Scan the data. Collect each line that contains the word "What".

• Entries provided:
****************

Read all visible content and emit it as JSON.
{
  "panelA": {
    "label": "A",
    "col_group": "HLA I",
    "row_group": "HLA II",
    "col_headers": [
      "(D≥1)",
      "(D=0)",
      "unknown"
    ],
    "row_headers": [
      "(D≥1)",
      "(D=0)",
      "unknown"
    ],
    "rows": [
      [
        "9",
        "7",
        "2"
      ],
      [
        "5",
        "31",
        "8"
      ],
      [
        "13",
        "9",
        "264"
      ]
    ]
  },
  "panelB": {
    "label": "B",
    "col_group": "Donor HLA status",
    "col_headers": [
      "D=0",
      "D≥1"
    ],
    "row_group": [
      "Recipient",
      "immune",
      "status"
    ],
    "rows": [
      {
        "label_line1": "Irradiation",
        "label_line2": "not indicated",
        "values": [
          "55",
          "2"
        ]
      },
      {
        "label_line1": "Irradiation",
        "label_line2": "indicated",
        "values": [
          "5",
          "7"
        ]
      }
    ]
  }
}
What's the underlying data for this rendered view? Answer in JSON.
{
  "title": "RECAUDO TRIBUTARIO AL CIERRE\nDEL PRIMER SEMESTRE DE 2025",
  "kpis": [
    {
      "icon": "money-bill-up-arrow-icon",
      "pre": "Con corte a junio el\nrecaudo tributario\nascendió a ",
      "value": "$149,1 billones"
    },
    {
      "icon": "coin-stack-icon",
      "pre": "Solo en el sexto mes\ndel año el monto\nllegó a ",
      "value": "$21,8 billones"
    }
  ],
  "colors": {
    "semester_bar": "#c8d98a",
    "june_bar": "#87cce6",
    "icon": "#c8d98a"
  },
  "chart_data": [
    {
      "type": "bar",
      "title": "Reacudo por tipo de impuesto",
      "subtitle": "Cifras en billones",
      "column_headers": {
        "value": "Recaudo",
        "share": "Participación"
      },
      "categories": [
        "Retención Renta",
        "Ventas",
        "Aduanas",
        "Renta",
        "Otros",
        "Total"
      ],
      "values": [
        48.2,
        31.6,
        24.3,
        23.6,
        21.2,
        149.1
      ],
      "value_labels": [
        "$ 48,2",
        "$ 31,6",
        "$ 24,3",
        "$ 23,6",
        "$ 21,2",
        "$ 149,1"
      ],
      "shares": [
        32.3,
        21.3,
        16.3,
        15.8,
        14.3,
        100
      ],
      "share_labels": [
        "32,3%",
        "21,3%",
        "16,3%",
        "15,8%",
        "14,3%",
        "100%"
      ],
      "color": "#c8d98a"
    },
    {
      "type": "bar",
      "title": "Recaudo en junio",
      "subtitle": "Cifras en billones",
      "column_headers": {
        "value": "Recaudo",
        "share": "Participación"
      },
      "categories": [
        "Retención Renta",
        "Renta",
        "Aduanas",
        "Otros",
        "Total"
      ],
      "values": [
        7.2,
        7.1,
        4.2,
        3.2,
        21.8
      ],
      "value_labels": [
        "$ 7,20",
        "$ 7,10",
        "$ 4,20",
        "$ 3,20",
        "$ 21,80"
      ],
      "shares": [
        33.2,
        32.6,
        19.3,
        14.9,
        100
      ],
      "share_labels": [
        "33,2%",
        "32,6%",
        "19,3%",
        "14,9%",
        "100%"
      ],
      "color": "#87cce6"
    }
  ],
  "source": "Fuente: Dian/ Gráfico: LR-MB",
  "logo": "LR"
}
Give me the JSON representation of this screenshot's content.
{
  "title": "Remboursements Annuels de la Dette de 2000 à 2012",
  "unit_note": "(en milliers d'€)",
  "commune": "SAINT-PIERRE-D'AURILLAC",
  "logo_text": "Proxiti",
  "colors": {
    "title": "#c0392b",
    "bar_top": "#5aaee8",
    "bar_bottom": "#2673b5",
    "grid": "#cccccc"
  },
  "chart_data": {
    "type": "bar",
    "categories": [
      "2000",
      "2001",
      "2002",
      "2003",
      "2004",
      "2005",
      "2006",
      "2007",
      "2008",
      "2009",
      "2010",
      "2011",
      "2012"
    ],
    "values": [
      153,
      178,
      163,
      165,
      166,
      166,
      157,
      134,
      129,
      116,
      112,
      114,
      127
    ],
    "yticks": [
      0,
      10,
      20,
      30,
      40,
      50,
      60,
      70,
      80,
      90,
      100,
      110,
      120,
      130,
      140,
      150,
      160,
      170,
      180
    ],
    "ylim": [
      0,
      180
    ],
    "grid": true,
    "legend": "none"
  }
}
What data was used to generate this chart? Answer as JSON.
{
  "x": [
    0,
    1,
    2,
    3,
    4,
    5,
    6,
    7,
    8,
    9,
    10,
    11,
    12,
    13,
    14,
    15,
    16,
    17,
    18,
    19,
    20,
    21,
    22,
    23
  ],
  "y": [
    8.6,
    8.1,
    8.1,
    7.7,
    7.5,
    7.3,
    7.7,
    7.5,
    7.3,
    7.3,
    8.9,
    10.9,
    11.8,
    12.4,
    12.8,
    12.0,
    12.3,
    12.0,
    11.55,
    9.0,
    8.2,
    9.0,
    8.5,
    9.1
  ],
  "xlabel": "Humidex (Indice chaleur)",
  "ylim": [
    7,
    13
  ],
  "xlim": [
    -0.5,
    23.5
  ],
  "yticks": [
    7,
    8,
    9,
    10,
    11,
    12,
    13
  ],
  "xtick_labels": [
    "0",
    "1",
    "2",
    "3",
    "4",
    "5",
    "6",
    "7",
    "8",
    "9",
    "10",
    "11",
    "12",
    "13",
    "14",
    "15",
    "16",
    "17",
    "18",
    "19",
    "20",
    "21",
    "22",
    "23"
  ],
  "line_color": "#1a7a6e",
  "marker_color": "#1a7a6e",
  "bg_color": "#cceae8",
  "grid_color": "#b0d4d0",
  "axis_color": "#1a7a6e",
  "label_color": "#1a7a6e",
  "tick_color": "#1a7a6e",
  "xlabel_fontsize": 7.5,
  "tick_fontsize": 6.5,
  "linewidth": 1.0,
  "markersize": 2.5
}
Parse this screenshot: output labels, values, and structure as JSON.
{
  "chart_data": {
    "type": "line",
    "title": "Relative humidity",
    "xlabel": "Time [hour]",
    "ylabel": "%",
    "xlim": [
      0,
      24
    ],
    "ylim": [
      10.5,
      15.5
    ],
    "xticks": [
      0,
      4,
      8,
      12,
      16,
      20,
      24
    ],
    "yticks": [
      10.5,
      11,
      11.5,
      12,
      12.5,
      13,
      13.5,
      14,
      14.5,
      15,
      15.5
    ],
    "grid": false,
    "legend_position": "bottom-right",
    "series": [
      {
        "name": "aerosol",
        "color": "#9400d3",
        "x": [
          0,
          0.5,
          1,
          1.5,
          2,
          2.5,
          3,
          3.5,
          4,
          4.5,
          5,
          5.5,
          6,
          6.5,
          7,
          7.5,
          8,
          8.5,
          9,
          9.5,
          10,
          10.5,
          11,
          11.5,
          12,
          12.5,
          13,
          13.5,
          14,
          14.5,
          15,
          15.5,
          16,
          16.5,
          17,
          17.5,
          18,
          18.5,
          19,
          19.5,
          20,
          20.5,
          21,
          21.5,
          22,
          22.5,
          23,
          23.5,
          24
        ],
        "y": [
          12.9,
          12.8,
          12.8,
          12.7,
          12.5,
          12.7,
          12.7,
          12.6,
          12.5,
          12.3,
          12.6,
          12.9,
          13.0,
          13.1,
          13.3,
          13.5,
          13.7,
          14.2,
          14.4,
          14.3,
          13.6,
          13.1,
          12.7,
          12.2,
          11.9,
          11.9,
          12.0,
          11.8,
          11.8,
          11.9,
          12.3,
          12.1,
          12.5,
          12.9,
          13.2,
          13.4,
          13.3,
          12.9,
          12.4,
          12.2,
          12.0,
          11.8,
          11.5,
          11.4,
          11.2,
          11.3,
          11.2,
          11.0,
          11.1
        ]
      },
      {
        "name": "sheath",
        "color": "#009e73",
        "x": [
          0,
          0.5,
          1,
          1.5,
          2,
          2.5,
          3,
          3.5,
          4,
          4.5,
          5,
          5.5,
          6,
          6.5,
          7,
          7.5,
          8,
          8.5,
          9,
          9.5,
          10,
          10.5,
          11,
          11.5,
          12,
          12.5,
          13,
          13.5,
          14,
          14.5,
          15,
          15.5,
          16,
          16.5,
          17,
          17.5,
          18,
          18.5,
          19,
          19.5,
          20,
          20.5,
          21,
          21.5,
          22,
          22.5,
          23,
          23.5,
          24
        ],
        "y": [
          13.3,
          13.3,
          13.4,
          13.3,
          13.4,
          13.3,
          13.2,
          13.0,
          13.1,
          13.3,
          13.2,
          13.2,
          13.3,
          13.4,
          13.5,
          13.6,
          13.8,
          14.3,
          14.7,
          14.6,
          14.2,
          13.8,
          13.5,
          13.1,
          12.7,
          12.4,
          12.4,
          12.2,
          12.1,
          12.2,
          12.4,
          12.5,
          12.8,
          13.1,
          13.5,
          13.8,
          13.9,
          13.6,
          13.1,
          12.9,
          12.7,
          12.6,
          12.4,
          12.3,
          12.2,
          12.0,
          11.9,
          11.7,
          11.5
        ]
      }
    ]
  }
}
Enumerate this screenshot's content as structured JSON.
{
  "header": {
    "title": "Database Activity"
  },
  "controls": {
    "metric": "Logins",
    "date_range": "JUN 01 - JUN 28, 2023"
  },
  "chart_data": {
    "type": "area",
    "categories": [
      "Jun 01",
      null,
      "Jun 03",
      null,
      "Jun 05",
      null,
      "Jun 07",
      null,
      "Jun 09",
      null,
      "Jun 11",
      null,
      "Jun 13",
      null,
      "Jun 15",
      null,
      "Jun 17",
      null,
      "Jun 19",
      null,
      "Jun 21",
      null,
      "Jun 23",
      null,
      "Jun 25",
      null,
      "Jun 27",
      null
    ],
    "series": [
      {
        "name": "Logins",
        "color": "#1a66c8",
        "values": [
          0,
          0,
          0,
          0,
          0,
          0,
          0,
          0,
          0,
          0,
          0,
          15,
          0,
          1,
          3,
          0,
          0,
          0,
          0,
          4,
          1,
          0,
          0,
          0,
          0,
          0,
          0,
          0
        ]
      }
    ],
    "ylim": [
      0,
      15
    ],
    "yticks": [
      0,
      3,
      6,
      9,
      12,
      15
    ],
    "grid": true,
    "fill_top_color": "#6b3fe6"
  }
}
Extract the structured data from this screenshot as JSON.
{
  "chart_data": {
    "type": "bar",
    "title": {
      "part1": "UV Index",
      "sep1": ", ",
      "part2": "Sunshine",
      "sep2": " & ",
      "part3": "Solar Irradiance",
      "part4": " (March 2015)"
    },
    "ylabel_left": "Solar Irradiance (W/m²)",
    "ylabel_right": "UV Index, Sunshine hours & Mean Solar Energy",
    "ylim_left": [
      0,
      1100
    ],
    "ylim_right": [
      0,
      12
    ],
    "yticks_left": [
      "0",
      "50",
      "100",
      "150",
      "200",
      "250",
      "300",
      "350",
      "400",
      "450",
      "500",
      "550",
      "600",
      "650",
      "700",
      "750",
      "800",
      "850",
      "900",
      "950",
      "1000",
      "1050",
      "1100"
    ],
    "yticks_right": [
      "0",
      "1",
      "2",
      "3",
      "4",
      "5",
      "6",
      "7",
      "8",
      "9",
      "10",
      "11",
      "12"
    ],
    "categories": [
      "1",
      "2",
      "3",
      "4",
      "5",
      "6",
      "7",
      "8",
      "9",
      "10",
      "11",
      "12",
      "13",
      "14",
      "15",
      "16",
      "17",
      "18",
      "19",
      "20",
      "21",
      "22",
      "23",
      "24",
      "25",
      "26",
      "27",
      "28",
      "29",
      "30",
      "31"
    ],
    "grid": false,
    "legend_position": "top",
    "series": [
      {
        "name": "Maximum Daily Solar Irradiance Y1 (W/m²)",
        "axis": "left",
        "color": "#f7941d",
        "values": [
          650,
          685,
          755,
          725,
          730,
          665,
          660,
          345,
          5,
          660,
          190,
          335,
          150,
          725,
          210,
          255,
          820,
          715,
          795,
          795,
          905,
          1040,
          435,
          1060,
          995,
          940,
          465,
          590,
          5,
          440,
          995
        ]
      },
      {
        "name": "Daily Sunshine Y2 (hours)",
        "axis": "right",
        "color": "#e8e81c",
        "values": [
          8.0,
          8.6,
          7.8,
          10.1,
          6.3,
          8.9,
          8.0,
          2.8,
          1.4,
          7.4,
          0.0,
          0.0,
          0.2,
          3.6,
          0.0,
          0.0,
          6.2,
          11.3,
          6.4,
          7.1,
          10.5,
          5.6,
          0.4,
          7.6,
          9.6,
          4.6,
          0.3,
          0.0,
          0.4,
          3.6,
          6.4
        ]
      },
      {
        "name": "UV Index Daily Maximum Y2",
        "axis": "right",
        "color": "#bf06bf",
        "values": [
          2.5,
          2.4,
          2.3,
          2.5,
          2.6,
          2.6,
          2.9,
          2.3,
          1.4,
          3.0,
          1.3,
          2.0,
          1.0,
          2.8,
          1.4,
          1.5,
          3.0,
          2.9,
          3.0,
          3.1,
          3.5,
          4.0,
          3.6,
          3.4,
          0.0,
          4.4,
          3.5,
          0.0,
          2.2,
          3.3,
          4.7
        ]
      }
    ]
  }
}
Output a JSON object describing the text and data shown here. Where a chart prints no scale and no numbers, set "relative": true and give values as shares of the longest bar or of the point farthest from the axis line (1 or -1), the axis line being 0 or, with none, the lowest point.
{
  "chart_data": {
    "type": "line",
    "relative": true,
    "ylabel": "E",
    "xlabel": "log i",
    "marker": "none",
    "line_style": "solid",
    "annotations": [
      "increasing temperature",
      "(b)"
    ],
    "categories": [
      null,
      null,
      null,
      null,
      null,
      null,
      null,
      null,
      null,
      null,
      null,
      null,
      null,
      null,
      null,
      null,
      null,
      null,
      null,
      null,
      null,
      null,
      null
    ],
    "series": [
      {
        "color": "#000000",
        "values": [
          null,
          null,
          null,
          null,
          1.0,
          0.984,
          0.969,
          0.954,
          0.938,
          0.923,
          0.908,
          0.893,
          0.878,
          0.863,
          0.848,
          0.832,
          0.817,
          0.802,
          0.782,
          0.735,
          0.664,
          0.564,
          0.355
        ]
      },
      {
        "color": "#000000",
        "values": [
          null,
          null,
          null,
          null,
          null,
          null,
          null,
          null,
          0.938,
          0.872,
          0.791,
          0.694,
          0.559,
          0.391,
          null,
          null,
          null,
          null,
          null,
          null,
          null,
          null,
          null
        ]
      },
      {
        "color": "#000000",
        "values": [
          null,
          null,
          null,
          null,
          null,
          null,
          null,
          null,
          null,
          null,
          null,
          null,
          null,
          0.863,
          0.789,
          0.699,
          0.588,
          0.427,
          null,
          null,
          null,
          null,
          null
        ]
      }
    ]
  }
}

****************

• Correct result:
What's the underlying data for this rendered view? Answer in JSON.
What data was used to generate this chart? Answer as JSON.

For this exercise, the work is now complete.